>> START MATERIAL PROVIDED
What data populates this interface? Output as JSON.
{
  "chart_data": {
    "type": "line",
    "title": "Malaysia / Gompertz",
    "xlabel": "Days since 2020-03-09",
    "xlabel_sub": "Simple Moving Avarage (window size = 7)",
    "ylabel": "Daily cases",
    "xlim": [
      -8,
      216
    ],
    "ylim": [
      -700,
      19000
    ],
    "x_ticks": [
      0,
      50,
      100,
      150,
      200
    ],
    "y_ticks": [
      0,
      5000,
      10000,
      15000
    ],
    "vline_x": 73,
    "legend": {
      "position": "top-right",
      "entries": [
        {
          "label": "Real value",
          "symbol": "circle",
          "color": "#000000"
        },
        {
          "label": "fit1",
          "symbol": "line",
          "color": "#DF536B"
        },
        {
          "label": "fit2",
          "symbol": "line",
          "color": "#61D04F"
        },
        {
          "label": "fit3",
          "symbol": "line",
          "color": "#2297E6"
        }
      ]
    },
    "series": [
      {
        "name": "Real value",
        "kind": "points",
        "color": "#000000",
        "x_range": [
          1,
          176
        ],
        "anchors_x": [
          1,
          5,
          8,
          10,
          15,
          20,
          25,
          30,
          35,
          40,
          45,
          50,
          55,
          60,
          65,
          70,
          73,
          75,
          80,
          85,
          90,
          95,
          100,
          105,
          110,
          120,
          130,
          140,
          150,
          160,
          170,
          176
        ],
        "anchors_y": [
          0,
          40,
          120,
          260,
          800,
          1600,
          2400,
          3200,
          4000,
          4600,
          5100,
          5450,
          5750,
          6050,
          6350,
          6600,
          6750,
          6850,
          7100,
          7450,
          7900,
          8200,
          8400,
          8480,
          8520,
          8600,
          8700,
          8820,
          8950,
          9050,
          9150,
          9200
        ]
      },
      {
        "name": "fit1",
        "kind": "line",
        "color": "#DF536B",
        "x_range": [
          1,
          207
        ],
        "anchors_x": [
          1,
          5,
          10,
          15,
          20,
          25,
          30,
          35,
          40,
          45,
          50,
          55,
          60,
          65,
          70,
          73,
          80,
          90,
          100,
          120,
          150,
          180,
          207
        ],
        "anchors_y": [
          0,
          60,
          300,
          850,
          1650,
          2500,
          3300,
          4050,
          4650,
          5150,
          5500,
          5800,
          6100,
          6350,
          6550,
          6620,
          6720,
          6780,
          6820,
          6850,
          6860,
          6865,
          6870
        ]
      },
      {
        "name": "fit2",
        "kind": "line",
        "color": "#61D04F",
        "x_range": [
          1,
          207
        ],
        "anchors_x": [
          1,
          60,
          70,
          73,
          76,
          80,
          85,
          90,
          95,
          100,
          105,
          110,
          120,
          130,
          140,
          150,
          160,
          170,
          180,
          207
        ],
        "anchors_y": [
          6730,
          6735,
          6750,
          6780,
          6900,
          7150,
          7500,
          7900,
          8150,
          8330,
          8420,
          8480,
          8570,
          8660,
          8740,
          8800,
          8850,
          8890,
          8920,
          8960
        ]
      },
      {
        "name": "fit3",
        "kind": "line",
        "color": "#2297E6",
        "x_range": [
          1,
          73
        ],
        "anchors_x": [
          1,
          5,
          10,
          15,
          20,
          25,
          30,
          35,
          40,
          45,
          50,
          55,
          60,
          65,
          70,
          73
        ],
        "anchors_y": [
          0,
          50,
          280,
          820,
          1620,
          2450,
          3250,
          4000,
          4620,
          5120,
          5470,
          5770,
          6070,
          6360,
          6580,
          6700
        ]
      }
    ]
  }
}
>> END MATERIAL PROVIDED
_DIRECTION_
Quote every line of the data, word for word.

_SOLUTION_
What data populates this interface? Output as JSON.
{
  "chart_data": {
    "type": "line",
    "title": "Malaysia / Gompertz",
    "xlabel": "Days since 2020-03-09",
    "xlabel_sub": "Simple Moving Avarage (window size = 7)",
    "ylabel": "Daily cases",
    "xlim": [
      -8,
      216
    ],
    "ylim": [
      -700,
      19000
    ],
    "x_ticks": [
      0,
      50,
      100,
      150,
      200
    ],
    "y_ticks": [
      0,
      5000,
      10000,
      15000
    ],
    "vline_x": 73,
    "legend": {
      "position": "top-right",
      "entries": [
        {
          "label": "Real value",
          "symbol": "circle",
          "color": "#000000"
        },
        {
          "label": "fit1",
          "symbol": "line",
          "color": "#DF536B"
        },
        {
          "label": "fit2",
          "symbol": "line",
          "color": "#61D04F"
        },
        {
          "label": "fit3",
          "symbol": "line",
          "color": "#2297E6"
        }
      ]
    },
    "series": [
      {
        "name": "Real value",
        "kind": "points",
        "color": "#000000",
        "x_range": [
          1,
          176
        ],
        "anchors_x": [
          1,
          5,
          8,
          10,
          15,
          20,
          25,
          30,
          35,
          40,
          45,
          50,
          55,
          60,
          65,
          70,
          73,
          75,
          80,
          85,
          90,
          95,
          100,
          105,
          110,
          120,
          130,
          140,
          150,
          160,
          170,
          176
        ],
        "anchors_y": [
          0,
          40,
          120,
          260,
          800,
          1600,
          2400,
          3200,
          4000,
          4600,
          5100,
          5450,
          5750,
          6050,
          6350,
          6600,
          6750,
          6850,
          7100,
          7450,
          7900,
          8200,
          8400,
          8480,
          8520,
          8600,
          8700,
          8820,
          8950,
          9050,
          9150,
          9200
        ]
      },
      {
        "name": "fit1",
        "kind": "line",
        "color": "#DF536B",
        "x_range": [
          1,
          207
        ],
        "anchors_x": [
          1,
          5,
          10,
          15,
          20,
          25,
          30,
          35,
          40,
          45,
          50,
          55,
          60,
          65,
          70,
          73,
          80,
          90,
          100,
          120,
          150,
          180,
          207
        ],
        "anchors_y": [
          0,
          60,
          300,
          850,
          1650,
          2500,
          3300,
          4050,
          4650,
          5150,
          5500,
          5800,
          6100,
          6350,
          6550,
          6620,
          6720,
          6780,
          6820,
          6850,
          6860,
          6865,
          6870
        ]
      },
      {
        "name": "fit2",
        "kind": "line",
        "color": "#61D04F",
        "x_range": [
          1,
          207
        ],
        "anchors_x": [
          1,
          60,
          70,
          73,
          76,
          80,
          85,
          90,
          95,
          100,
          105,
          110,
          120,
          130,
          140,
          150,
          160,
          170,
          180,
          207
        ],
        "anchors_y": [
          6730,
          6735,
          6750,
          6780,
          6900,
          7150,
          7500,
          7900,
          8150,
          8330,
          8420,
          8480,
          8570,
          8660,
          8740,
          8800,
          8850,
          8890,
          8920,
          8960
        ]
      },
      {
        "name": "fit3",
        "kind": "line",
        "color": "#2297E6",
        "x_range": [
          1,
          73
        ],
        "anchors_x": [
          1,
          5,
          10,
          15,
          20,
          25,
          30,
          35,
          40,
          45,
          50,
          55,
          60,
          65,
          70,
          73
        ],
        "anchors_y": [
          0,
          50,
          280,
          820,
          1620,
          2450,
          3250,
          4000,
          4620,
          5120,
          5470,
          5770,
          6070,
          6360,
          6580,
          6700
        ]
      }
    ]
  }
}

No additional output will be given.